[AIM]: Copy out the entries exactly, from the first line to the last.

[DATASET]:
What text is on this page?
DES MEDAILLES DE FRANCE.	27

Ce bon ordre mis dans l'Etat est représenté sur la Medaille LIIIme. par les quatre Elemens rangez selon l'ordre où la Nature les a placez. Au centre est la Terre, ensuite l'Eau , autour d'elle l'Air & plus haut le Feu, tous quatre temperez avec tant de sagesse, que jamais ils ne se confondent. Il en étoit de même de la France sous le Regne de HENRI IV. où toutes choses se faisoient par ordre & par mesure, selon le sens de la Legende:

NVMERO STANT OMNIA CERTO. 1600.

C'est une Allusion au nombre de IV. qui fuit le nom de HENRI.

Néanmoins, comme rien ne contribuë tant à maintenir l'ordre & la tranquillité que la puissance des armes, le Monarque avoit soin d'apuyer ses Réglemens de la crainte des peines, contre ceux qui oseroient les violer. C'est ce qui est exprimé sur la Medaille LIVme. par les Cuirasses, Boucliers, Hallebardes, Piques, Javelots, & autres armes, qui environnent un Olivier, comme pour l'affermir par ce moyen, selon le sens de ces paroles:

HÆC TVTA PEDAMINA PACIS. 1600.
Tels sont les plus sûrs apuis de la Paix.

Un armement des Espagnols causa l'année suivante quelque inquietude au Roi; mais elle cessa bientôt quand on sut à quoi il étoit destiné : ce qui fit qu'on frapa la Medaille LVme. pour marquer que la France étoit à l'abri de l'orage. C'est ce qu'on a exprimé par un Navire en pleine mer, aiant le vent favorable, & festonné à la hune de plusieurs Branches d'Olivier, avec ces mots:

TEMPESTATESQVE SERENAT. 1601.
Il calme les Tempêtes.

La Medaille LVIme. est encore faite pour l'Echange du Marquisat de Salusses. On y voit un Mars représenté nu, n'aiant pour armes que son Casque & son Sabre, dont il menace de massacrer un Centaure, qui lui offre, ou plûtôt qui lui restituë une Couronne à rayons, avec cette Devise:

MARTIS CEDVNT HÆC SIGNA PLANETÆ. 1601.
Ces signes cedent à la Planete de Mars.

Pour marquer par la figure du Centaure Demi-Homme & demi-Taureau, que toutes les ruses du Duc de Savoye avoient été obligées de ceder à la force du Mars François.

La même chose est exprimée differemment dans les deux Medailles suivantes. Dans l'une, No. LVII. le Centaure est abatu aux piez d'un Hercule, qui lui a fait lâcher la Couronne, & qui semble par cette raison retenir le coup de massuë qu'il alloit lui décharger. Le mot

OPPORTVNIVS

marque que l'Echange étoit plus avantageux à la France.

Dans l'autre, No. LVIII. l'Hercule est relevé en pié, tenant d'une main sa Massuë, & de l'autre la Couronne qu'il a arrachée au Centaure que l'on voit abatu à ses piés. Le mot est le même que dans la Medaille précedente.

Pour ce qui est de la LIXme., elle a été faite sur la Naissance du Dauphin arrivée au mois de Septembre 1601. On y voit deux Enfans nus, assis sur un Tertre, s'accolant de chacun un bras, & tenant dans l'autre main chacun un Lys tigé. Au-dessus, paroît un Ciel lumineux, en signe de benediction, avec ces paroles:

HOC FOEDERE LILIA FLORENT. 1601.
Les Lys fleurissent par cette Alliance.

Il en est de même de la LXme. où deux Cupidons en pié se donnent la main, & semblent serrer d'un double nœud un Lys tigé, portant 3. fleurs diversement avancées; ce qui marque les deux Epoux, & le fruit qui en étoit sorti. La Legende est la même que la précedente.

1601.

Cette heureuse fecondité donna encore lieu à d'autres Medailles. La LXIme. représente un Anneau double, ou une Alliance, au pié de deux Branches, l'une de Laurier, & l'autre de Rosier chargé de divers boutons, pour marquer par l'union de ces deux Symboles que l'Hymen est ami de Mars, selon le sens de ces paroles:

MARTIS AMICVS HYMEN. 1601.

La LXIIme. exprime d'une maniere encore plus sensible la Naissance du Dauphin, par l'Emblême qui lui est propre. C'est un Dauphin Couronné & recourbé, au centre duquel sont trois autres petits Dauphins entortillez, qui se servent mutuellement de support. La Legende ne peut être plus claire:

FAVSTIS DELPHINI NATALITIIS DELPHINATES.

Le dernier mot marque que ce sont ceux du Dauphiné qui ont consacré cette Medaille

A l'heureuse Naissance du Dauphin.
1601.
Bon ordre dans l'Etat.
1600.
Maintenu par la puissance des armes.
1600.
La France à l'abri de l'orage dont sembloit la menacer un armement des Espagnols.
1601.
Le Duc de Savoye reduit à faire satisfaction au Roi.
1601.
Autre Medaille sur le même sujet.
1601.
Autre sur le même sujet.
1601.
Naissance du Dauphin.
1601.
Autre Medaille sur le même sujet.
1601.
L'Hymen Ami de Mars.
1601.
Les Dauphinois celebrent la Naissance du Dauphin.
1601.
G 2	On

[RESULT OF THIS EXERCISE]:
What text is on this page?
DES MEDAILLES DE FRANCE.	27

Ce bon ordre mis dans l'Etat est représenté sur la Medaille LIIIme. par les quatre Elemens rangez selon l'ordre où la Nature les a placez. Au centre est la Terre, ensuite l'Eau , autour d'elle l'Air & plus haut le Feu, tous quatre temperez avec tant de sagesse, que jamais ils ne se confondent. Il en étoit de même de la France sous le Regne de HENRI IV. où toutes choses se faisoient par ordre & par mesure, selon le sens de la Legende:

NVMERO STANT OMNIA CERTO. 1600.

C'est une Allusion au nombre de IV. qui fuit le nom de HENRI.

Néanmoins, comme rien ne contribuë tant à maintenir l'ordre & la tranquillité que la puissance des armes, le Monarque avoit soin d'apuyer ses Réglemens de la crainte des peines, contre ceux qui oseroient les violer. C'est ce qui est exprimé sur la Medaille LIVme. par les Cuirasses, Boucliers, Hallebardes, Piques, Javelots, & autres armes, qui environnent un Olivier, comme pour l'affermir par ce moyen, selon le sens de ces paroles:

HÆC TVTA PEDAMINA PACIS. 1600.
Tels sont les plus sûrs apuis de la Paix.

Un armement des Espagnols causa l'année suivante quelque inquietude au Roi; mais elle cessa bientôt quand on sut à quoi il étoit destiné : ce qui fit qu'on frapa la Medaille LVme. pour marquer que la France étoit à l'abri de l'orage. C'est ce qu'on a exprimé par un Navire en pleine mer, aiant le vent favorable, & festonné à la hune de plusieurs Branches d'Olivier, avec ces mots:

TEMPESTATESQVE SERENAT. 1601.
Il calme les Tempêtes.

La Medaille LVIme. est encore faite pour l'Echange du Marquisat de Salusses. On y voit un Mars représenté nu, n'aiant pour armes que son Casque & son Sabre, dont il menace de massacrer un Centaure, qui lui offre, ou plûtôt qui lui restituë une Couronne à rayons, avec cette Devise:

MARTIS CEDVNT HÆC SIGNA PLANETÆ. 1601.
Ces signes cedent à la Planete de Mars.

Pour marquer par la figure du Centaure Demi-Homme & demi-Taureau, que toutes les ruses du Duc de Savoye avoient été obligées de ceder à la force du Mars François.

La même chose est exprimée differemment dans les deux Medailles suivantes. Dans l'une, No. LVII. le Centaure est abatu aux piez d'un Hercule, qui lui a fait lâcher la Couronne, & qui semble par cette raison retenir le coup de massuë qu'il alloit lui décharger. Le mot

OPPORTVNIVS

marque que l'Echange étoit plus avantageux à la France.

Dans l'autre, No. LVIII. l'Hercule est relevé en pié, tenant d'une main sa Massuë, & de l'autre la Couronne qu'il a arrachée au Centaure que l'on voit abatu à ses piés. Le mot est le même que dans la Medaille précedente.

Pour ce qui est de la LIXme., elle a été faite sur la Naissance du Dauphin arrivée au mois de Septembre 1601. On y voit deux Enfans nus, assis sur un Tertre, s'accolant de chacun un bras, & tenant dans l'autre main chacun un Lys tigé. Au-dessus, paroît un Ciel lumineux, en signe de benediction, avec ces paroles:

HOC FOEDERE LILIA FLORENT. 1601.
Les Lys fleurissent par cette Alliance.

Il en est de même de la LXme. où deux Cupidons en pié se donnent la main, & semblent serrer d'un double nœud un Lys tigé, portant 3. fleurs diversement avancées; ce qui marque les deux Epoux, & le fruit qui en étoit sorti. La Legende est la même que la précedente.

1601.

Cette heureuse fecondité donna encore lieu à d'autres Medailles. La LXIme. représente un Anneau double, ou une Alliance, au pié de deux Branches, l'une de Laurier, & l'autre de Rosier chargé de divers boutons, pour marquer par l'union de ces deux Symboles que l'Hymen est ami de Mars, selon le sens de ces paroles:

MARTIS AMICVS HYMEN. 1601.

La LXIIme. exprime d'une maniere encore plus sensible la Naissance du Dauphin, par l'Emblême qui lui est propre. C'est un Dauphin Couronné & recourbé, au centre duquel sont trois autres petits Dauphins entortillez, qui se servent mutuellement de support. La Legende ne peut être plus claire:

FAVSTIS DELPHINI NATALITIIS DELPHINATES.

Le dernier mot marque que ce sont ceux du Dauphiné qui ont consacré cette Medaille

A l'heureuse Naissance du Dauphin.
1601.
Bon ordre dans l'Etat.
1600.
Maintenu par la puissance des armes.
1600.
La France à l'abri de l'orage dont sembloit la menacer un armement des Espagnols.
1601.
Le Duc de Savoye reduit à faire satisfaction au Roi.
1601.
Autre Medaille sur le même sujet.
1601.
Autre sur le même sujet.
1601.
Naissance du Dauphin.
1601.
Autre Medaille sur le même sujet.
1601.
L'Hymen Ami de Mars.
1601.
Les Dauphinois celebrent la Naissance du Dauphin.
1601.
G 2	On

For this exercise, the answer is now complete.